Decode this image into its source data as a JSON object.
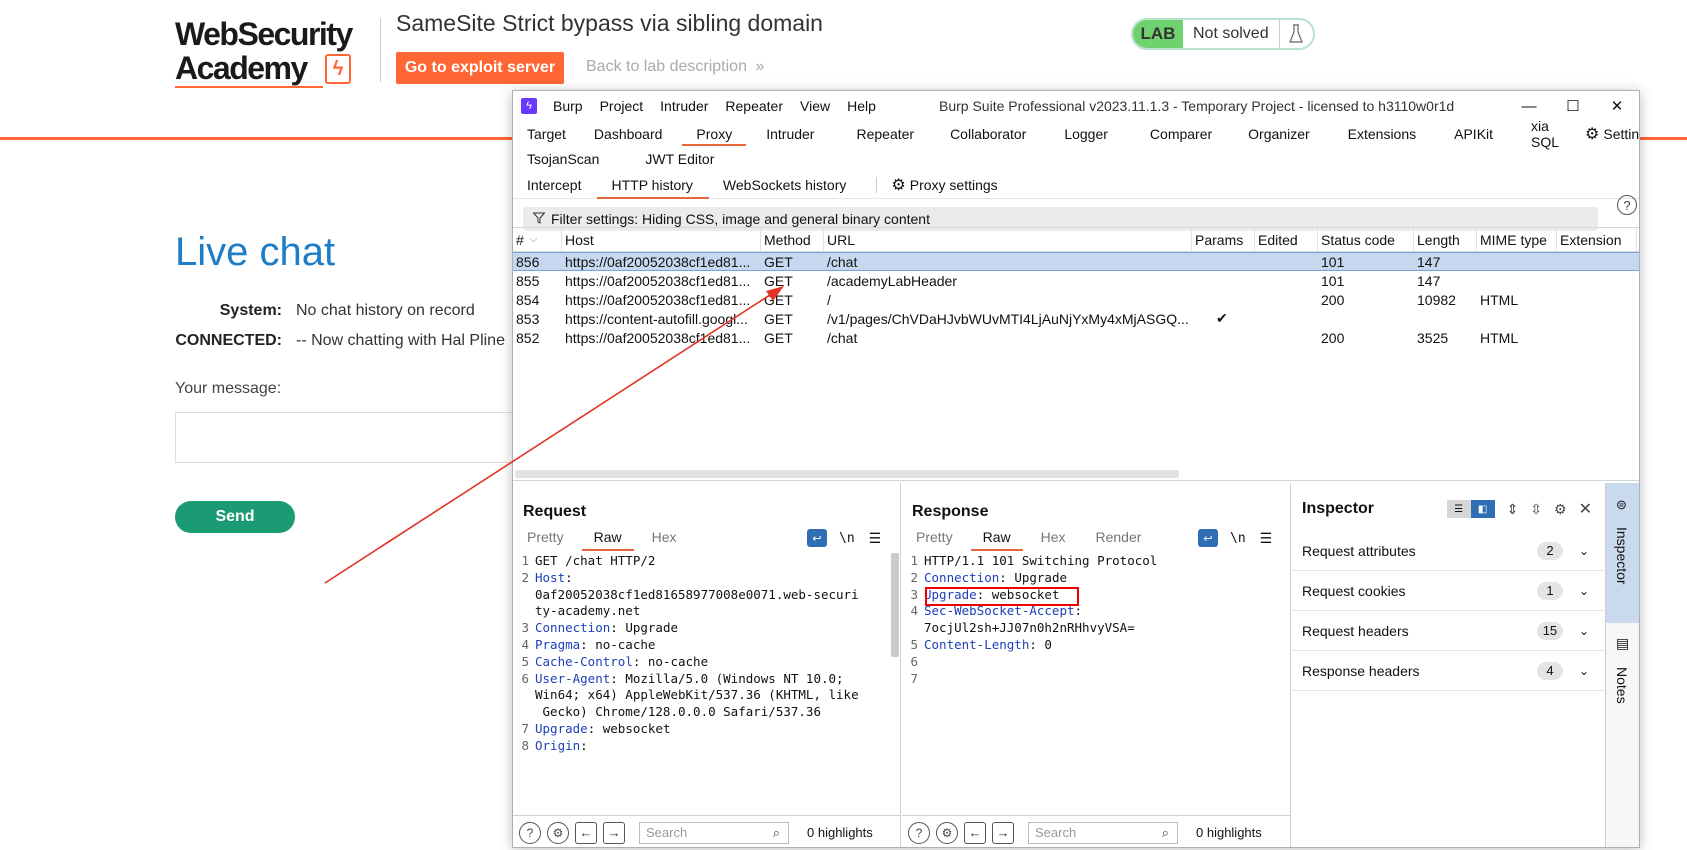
{
  "site": {
    "logo_line1": "WebSecurity",
    "logo_line2": "Academy",
    "lab_title": "SameSite Strict bypass via sibling domain",
    "exploit_button": "Go to exploit server",
    "back_link": "Back to lab description",
    "back_chevron": "»",
    "lab_badge": "LAB",
    "lab_status": "Not solved",
    "brand_color": "#ff6633"
  },
  "chat": {
    "heading": "Live chat",
    "rows": [
      {
        "label": "System:",
        "text": "No chat history on record"
      },
      {
        "label": "CONNECTED:",
        "text": "-- Now chatting with Hal Pline"
      }
    ],
    "message_label": "Your message:",
    "send_button": "Send"
  },
  "burp": {
    "menu": [
      "Burp",
      "Project",
      "Intruder",
      "Repeater",
      "View",
      "Help"
    ],
    "window_title": "Burp Suite Professional v2023.11.1.3 - Temporary Project - licensed to h3110w0r1d",
    "main_tabs_row1": [
      "Target",
      "Dashboard",
      "Proxy",
      "Intruder",
      "Repeater",
      "Collaborator",
      "Logger",
      "Comparer",
      "Organizer",
      "Extensions",
      "APIKit",
      "xia SQL",
      "Settings"
    ],
    "main_tabs_row2": [
      "TsojanScan",
      "JWT Editor"
    ],
    "active_main_tab": "Proxy",
    "sub_tabs": [
      "Intercept",
      "HTTP history",
      "WebSockets history"
    ],
    "proxy_settings": "Proxy settings",
    "filter_text": "Filter settings: Hiding CSS, image and general binary content",
    "history": {
      "columns": [
        "#",
        "Host",
        "Method",
        "URL",
        "Params",
        "Edited",
        "Status code",
        "Length",
        "MIME type",
        "Extension"
      ],
      "rows": [
        {
          "num": "856",
          "host": "https://0af20052038cf1ed81...",
          "method": "GET",
          "url": "/chat",
          "params": "",
          "edited": "",
          "status": "101",
          "length": "147",
          "mime": "",
          "ext": "",
          "selected": true
        },
        {
          "num": "855",
          "host": "https://0af20052038cf1ed81...",
          "method": "GET",
          "url": "/academyLabHeader",
          "params": "",
          "edited": "",
          "status": "101",
          "length": "147",
          "mime": "",
          "ext": ""
        },
        {
          "num": "854",
          "host": "https://0af20052038cf1ed81...",
          "method": "GET",
          "url": "/",
          "params": "",
          "edited": "",
          "status": "200",
          "length": "10982",
          "mime": "HTML",
          "ext": ""
        },
        {
          "num": "853",
          "host": "https://content-autofill.googl...",
          "method": "GET",
          "url": "/v1/pages/ChVDaHJvbWUvMTI4LjAuNjYxMy4xMjASGQ...",
          "params": "✔",
          "edited": "",
          "status": "",
          "length": "",
          "mime": "",
          "ext": ""
        },
        {
          "num": "852",
          "host": "https://0af20052038cf1ed81...",
          "method": "GET",
          "url": "/chat",
          "params": "",
          "edited": "",
          "status": "200",
          "length": "3525",
          "mime": "HTML",
          "ext": ""
        }
      ]
    },
    "request": {
      "title": "Request",
      "tabs": [
        "Pretty",
        "Raw",
        "Hex"
      ],
      "active_tab": "Raw",
      "lines": [
        {
          "no": "1",
          "key": "",
          "val": "GET /chat HTTP/2"
        },
        {
          "no": "2",
          "key": "Host",
          "val": ":"
        },
        {
          "no": "",
          "key": "",
          "val": "0af20052038cf1ed81658977008e0071.web-securi"
        },
        {
          "no": "",
          "key": "",
          "val": "ty-academy.net"
        },
        {
          "no": "3",
          "key": "Connection",
          "val": ": Upgrade"
        },
        {
          "no": "4",
          "key": "Pragma",
          "val": ": no-cache"
        },
        {
          "no": "5",
          "key": "Cache-Control",
          "val": ": no-cache"
        },
        {
          "no": "6",
          "key": "User-Agent",
          "val": ": Mozilla/5.0 (Windows NT 10.0;"
        },
        {
          "no": "",
          "key": "",
          "val": "Win64; x64) AppleWebKit/537.36 (KHTML, like"
        },
        {
          "no": "",
          "key": "",
          "val": " Gecko) Chrome/128.0.0.0 Safari/537.36"
        },
        {
          "no": "7",
          "key": "Upgrade",
          "val": ": websocket"
        },
        {
          "no": "8",
          "key": "Origin",
          "val": ":"
        }
      ],
      "search_placeholder": "Search",
      "highlights": "0 highlights"
    },
    "response": {
      "title": "Response",
      "tabs": [
        "Pretty",
        "Raw",
        "Hex",
        "Render"
      ],
      "active_tab": "Raw",
      "lines": [
        {
          "no": "1",
          "key": "",
          "val": "HTTP/1.1 101 Switching Protocol"
        },
        {
          "no": "2",
          "key": "Connection",
          "val": ": Upgrade"
        },
        {
          "no": "3",
          "key": "Upgrade",
          "val": ": websocket"
        },
        {
          "no": "4",
          "key": "Sec-WebSocket-Accept",
          "val": ":"
        },
        {
          "no": "",
          "key": "",
          "val": "7ocjUl2sh+JJ07n0h2nRHhvyVSA="
        },
        {
          "no": "5",
          "key": "Content-Length",
          "val": ": 0"
        },
        {
          "no": "6",
          "key": "",
          "val": ""
        },
        {
          "no": "7",
          "key": "",
          "val": ""
        }
      ],
      "search_placeholder": "Search",
      "highlights": "0 highlights"
    },
    "inspector": {
      "title": "Inspector",
      "items": [
        {
          "label": "Request attributes",
          "count": "2"
        },
        {
          "label": "Request cookies",
          "count": "1"
        },
        {
          "label": "Request headers",
          "count": "15"
        },
        {
          "label": "Response headers",
          "count": "4"
        }
      ]
    },
    "sidebar": {
      "inspector": "Inspector",
      "notes": "Notes"
    },
    "accent_color": "#e8673c",
    "highlight_color": "#dd0000"
  }
}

=====

**Task description**
Each line of the material must be retyped exactly, except that images are omitted.

**Answer**
Decode this image into its source data as a JSON object.
{
  "site": {
    "logo_line1": "WebSecurity",
    "logo_line2": "Academy",
    "lab_title": "SameSite Strict bypass via sibling domain",
    "exploit_button": "Go to exploit server",
    "back_link": "Back to lab description",
    "back_chevron": "»",
    "lab_badge": "LAB",
    "lab_status": "Not solved",
    "brand_color": "#ff6633"
  },
  "chat": {
    "heading": "Live chat",
    "rows": [
      {
        "label": "System:",
        "text": "No chat history on record"
      },
      {
        "label": "CONNECTED:",
        "text": "-- Now chatting with Hal Pline"
      }
    ],
    "message_label": "Your message:",
    "send_button": "Send"
  },
  "burp": {
    "menu": [
      "Burp",
      "Project",
      "Intruder",
      "Repeater",
      "View",
      "Help"
    ],
    "window_title": "Burp Suite Professional v2023.11.1.3 - Temporary Project - licensed to h3110w0r1d",
    "main_tabs_row1": [
      "Target",
      "Dashboard",
      "Proxy",
      "Intruder",
      "Repeater",
      "Collaborator",
      "Logger",
      "Comparer",
      "Organizer",
      "Extensions",
      "APIKit",
      "xia SQL",
      "Settings"
    ],
    "main_tabs_row2": [
      "TsojanScan",
      "JWT Editor"
    ],
    "active_main_tab": "Proxy",
    "sub_tabs": [
      "Intercept",
      "HTTP history",
      "WebSockets history"
    ],
    "proxy_settings": "Proxy settings",
    "filter_text": "Filter settings: Hiding CSS, image and general binary content",
    "history": {
      "columns": [
        "#",
        "Host",
        "Method",
        "URL",
        "Params",
        "Edited",
        "Status code",
        "Length",
        "MIME type",
        "Extension"
      ],
      "rows": [
        {
          "num": "856",
          "host": "https://0af20052038cf1ed81...",
          "method": "GET",
          "url": "/chat",
          "params": "",
          "edited": "",
          "status": "101",
          "length": "147",
          "mime": "",
          "ext": "",
          "selected": true
        },
        {
          "num": "855",
          "host": "https://0af20052038cf1ed81...",
          "method": "GET",
          "url": "/academyLabHeader",
          "params": "",
          "edited": "",
          "status": "101",
          "length": "147",
          "mime": "",
          "ext": ""
        },
        {
          "num": "854",
          "host": "https://0af20052038cf1ed81...",
          "method": "GET",
          "url": "/",
          "params": "",
          "edited": "",
          "status": "200",
          "length": "10982",
          "mime": "HTML",
          "ext": ""
        },
        {
          "num": "853",
          "host": "https://content-autofill.googl...",
          "method": "GET",
          "url": "/v1/pages/ChVDaHJvbWUvMTI4LjAuNjYxMy4xMjASGQ...",
          "params": "✔",
          "edited": "",
          "status": "",
          "length": "",
          "mime": "",
          "ext": ""
        },
        {
          "num": "852",
          "host": "https://0af20052038cf1ed81...",
          "method": "GET",
          "url": "/chat",
          "params": "",
          "edited": "",
          "status": "200",
          "length": "3525",
          "mime": "HTML",
          "ext": ""
        }
      ]
    },
    "request": {
      "title": "Request",
      "tabs": [
        "Pretty",
        "Raw",
        "Hex"
      ],
      "active_tab": "Raw",
      "lines": [
        {
          "no": "1",
          "key": "",
          "val": "GET /chat HTTP/2"
        },
        {
          "no": "2",
          "key": "Host",
          "val": ":"
        },
        {
          "no": "",
          "key": "",
          "val": "0af20052038cf1ed81658977008e0071.web-securi"
        },
        {
          "no": "",
          "key": "",
          "val": "ty-academy.net"
        },
        {
          "no": "3",
          "key": "Connection",
          "val": ": Upgrade"
        },
        {
          "no": "4",
          "key": "Pragma",
          "val": ": no-cache"
        },
        {
          "no": "5",
          "key": "Cache-Control",
          "val": ": no-cache"
        },
        {
          "no": "6",
          "key": "User-Agent",
          "val": ": Mozilla/5.0 (Windows NT 10.0;"
        },
        {
          "no": "",
          "key": "",
          "val": "Win64; x64) AppleWebKit/537.36 (KHTML, like"
        },
        {
          "no": "",
          "key": "",
          "val": " Gecko) Chrome/128.0.0.0 Safari/537.36"
        },
        {
          "no": "7",
          "key": "Upgrade",
          "val": ": websocket"
        },
        {
          "no": "8",
          "key": "Origin",
          "val": ":"
        }
      ],
      "search_placeholder": "Search",
      "highlights": "0 highlights"
    },
    "response": {
      "title": "Response",
      "tabs": [
        "Pretty",
        "Raw",
        "Hex",
        "Render"
      ],
      "active_tab": "Raw",
      "lines": [
        {
          "no": "1",
          "key": "",
          "val": "HTTP/1.1 101 Switching Protocol"
        },
        {
          "no": "2",
          "key": "Connection",
          "val": ": Upgrade"
        },
        {
          "no": "3",
          "key": "Upgrade",
          "val": ": websocket"
        },
        {
          "no": "4",
          "key": "Sec-WebSocket-Accept",
          "val": ":"
        },
        {
          "no": "",
          "key": "",
          "val": "7ocjUl2sh+JJ07n0h2nRHhvyVSA="
        },
        {
          "no": "5",
          "key": "Content-Length",
          "val": ": 0"
        },
        {
          "no": "6",
          "key": "",
          "val": ""
        },
        {
          "no": "7",
          "key": "",
          "val": ""
        }
      ],
      "search_placeholder": "Search",
      "highlights": "0 highlights"
    },
    "inspector": {
      "title": "Inspector",
      "items": [
        {
          "label": "Request attributes",
          "count": "2"
        },
        {
          "label": "Request cookies",
          "count": "1"
        },
        {
          "label": "Request headers",
          "count": "15"
        },
        {
          "label": "Response headers",
          "count": "4"
        }
      ]
    },
    "sidebar": {
      "inspector": "Inspector",
      "notes": "Notes"
    },
    "accent_color": "#e8673c",
    "highlight_color": "#dd0000"
  }
}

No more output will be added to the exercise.